((

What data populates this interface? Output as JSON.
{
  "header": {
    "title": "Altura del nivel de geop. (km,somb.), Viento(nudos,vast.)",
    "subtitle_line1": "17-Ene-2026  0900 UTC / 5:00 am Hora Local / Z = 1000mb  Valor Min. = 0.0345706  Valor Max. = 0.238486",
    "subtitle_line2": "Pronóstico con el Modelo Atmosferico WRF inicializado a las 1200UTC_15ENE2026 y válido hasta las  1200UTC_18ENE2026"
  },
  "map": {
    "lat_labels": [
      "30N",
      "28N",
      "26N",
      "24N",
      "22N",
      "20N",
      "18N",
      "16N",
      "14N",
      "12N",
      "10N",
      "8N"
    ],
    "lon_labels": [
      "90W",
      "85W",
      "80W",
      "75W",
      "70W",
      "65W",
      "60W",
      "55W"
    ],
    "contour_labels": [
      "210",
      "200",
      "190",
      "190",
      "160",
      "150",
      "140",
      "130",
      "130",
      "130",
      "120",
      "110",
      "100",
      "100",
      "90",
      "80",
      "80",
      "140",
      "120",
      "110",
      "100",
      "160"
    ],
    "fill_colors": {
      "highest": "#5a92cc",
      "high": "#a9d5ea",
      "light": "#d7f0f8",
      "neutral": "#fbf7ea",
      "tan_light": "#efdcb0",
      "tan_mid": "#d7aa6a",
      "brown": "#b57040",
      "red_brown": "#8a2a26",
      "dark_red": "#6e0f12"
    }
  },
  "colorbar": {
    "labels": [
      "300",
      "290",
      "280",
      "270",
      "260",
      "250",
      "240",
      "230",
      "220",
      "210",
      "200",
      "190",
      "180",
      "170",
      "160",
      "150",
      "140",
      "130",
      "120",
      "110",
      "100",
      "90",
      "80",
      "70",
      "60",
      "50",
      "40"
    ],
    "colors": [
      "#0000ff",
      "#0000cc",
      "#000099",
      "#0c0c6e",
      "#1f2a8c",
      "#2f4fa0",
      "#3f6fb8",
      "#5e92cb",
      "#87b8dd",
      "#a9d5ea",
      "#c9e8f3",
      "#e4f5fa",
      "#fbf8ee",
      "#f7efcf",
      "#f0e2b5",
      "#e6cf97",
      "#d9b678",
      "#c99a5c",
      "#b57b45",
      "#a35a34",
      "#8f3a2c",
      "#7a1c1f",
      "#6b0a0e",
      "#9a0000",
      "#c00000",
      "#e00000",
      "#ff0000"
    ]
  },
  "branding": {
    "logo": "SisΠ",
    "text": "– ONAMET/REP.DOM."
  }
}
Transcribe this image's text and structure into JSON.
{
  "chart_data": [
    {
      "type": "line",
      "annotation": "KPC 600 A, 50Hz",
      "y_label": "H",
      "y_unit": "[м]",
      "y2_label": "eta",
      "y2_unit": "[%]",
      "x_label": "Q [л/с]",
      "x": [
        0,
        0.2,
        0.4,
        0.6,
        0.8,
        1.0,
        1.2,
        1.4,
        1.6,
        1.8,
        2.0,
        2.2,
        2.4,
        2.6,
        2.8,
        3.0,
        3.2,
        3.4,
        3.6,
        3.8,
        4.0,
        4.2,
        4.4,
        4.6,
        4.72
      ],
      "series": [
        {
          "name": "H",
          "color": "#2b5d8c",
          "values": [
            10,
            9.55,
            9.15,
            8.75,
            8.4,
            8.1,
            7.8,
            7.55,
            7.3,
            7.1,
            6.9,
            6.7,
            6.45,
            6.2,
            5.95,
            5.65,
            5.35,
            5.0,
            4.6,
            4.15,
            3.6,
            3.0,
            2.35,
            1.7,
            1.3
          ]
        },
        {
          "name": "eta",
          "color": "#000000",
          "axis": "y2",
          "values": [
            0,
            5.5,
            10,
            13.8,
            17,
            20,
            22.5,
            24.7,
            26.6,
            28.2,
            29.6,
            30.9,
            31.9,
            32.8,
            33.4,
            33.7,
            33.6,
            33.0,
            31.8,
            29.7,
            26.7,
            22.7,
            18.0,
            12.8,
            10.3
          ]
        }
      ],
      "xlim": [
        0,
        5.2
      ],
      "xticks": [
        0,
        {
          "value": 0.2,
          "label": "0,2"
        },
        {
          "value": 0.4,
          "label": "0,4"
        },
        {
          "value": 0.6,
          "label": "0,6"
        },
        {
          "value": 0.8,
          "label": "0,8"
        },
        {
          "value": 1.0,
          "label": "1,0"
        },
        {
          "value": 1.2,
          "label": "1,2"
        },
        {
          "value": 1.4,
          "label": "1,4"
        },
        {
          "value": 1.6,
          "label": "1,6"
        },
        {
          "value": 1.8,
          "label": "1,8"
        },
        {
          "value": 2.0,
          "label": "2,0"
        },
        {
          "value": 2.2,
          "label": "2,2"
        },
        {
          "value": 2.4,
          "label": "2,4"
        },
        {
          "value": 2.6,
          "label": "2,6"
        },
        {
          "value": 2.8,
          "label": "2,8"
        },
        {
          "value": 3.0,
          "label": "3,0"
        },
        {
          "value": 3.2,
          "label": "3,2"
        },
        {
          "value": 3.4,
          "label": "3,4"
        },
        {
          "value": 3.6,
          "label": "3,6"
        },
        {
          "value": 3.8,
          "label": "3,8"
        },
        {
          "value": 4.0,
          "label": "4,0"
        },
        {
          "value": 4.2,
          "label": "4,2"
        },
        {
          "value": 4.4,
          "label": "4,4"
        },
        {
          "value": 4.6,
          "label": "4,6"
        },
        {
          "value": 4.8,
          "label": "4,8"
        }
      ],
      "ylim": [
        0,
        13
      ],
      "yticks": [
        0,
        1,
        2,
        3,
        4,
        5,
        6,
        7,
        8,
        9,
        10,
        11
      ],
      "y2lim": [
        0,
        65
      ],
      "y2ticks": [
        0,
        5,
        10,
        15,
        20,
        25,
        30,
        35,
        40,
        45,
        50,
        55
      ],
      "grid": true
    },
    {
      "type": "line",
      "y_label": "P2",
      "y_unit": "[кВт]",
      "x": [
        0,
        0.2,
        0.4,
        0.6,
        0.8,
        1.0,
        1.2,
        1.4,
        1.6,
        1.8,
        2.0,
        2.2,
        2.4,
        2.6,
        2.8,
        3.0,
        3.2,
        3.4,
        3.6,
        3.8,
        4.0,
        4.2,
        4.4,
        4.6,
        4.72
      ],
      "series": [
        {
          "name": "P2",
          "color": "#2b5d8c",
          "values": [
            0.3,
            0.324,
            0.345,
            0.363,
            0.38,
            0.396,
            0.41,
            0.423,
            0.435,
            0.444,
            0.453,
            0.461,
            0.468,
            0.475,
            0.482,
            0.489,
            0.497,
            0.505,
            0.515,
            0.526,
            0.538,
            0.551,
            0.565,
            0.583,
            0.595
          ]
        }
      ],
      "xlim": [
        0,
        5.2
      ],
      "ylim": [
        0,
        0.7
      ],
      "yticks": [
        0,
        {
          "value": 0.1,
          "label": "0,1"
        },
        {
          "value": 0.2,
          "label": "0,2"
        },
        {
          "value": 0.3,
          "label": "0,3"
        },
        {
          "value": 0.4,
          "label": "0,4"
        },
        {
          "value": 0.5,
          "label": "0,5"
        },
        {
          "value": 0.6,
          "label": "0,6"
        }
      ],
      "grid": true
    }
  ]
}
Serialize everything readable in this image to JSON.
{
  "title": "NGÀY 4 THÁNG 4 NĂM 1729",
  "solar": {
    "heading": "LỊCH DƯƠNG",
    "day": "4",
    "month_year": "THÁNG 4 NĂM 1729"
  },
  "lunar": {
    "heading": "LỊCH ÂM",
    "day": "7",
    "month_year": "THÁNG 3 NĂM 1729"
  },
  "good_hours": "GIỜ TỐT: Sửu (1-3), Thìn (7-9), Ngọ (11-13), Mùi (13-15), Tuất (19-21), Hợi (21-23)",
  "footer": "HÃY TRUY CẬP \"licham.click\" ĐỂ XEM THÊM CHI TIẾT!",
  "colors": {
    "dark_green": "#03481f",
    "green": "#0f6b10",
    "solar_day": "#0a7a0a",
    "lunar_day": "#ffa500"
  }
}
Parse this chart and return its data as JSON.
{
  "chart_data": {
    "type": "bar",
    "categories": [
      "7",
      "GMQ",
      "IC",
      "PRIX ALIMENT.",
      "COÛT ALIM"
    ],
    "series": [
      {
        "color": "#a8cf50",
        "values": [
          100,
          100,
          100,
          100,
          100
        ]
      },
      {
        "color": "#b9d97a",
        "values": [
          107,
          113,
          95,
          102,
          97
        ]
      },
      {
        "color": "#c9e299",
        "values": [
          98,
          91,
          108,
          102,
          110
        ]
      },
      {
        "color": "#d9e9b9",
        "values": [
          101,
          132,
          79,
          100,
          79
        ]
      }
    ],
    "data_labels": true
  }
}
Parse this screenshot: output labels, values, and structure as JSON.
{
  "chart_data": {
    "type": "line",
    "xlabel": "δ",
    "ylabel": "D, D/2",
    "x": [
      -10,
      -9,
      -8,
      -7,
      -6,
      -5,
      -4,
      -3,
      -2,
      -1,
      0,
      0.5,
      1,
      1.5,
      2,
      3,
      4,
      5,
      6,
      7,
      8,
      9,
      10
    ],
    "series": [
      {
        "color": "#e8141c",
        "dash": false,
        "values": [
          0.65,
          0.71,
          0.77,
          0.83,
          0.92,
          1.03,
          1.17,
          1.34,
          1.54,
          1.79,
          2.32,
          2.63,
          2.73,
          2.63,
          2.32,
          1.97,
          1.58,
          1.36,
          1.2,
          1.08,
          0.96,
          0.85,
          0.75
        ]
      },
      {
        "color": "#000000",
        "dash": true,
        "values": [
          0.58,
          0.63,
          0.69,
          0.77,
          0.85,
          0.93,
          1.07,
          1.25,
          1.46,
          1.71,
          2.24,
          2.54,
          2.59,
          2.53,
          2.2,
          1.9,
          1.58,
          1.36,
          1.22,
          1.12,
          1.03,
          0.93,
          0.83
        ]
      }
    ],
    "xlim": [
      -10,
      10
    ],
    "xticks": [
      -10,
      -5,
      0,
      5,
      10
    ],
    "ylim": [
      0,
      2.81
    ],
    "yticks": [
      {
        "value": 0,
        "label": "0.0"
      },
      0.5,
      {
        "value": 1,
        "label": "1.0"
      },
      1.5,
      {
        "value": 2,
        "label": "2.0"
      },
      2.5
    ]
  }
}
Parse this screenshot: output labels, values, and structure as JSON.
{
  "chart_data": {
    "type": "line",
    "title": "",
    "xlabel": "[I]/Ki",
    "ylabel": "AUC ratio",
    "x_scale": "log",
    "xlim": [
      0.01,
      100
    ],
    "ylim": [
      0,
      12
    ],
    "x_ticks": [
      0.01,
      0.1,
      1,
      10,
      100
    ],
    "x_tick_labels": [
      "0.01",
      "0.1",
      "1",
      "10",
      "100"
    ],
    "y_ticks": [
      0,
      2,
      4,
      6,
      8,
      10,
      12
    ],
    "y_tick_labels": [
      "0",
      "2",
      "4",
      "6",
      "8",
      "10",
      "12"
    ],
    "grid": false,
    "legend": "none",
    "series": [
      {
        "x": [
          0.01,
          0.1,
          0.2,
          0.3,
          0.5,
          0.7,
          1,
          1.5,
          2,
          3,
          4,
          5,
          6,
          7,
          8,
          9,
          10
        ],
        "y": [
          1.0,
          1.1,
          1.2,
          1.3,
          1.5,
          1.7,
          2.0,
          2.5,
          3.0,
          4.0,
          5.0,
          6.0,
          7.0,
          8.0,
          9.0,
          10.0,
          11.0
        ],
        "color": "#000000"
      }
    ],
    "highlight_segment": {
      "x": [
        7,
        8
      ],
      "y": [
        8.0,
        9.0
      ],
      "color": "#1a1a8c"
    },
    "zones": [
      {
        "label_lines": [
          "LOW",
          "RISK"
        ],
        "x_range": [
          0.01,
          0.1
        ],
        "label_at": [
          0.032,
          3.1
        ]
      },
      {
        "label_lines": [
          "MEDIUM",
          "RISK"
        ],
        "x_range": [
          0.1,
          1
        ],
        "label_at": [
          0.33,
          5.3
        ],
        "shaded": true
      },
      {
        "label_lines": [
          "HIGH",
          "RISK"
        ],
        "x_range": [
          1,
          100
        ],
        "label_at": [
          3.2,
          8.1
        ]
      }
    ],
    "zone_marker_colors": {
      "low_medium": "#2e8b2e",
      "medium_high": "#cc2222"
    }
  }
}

))

Using the listing above, show every line that includes the string "THÁNG".

  "title": "NGÀY 4 THÁNG 4 NĂM 1729",
    "month_year": "THÁNG 4 NĂM 1729"
    "month_year": "THÁNG 3 NĂM 1729"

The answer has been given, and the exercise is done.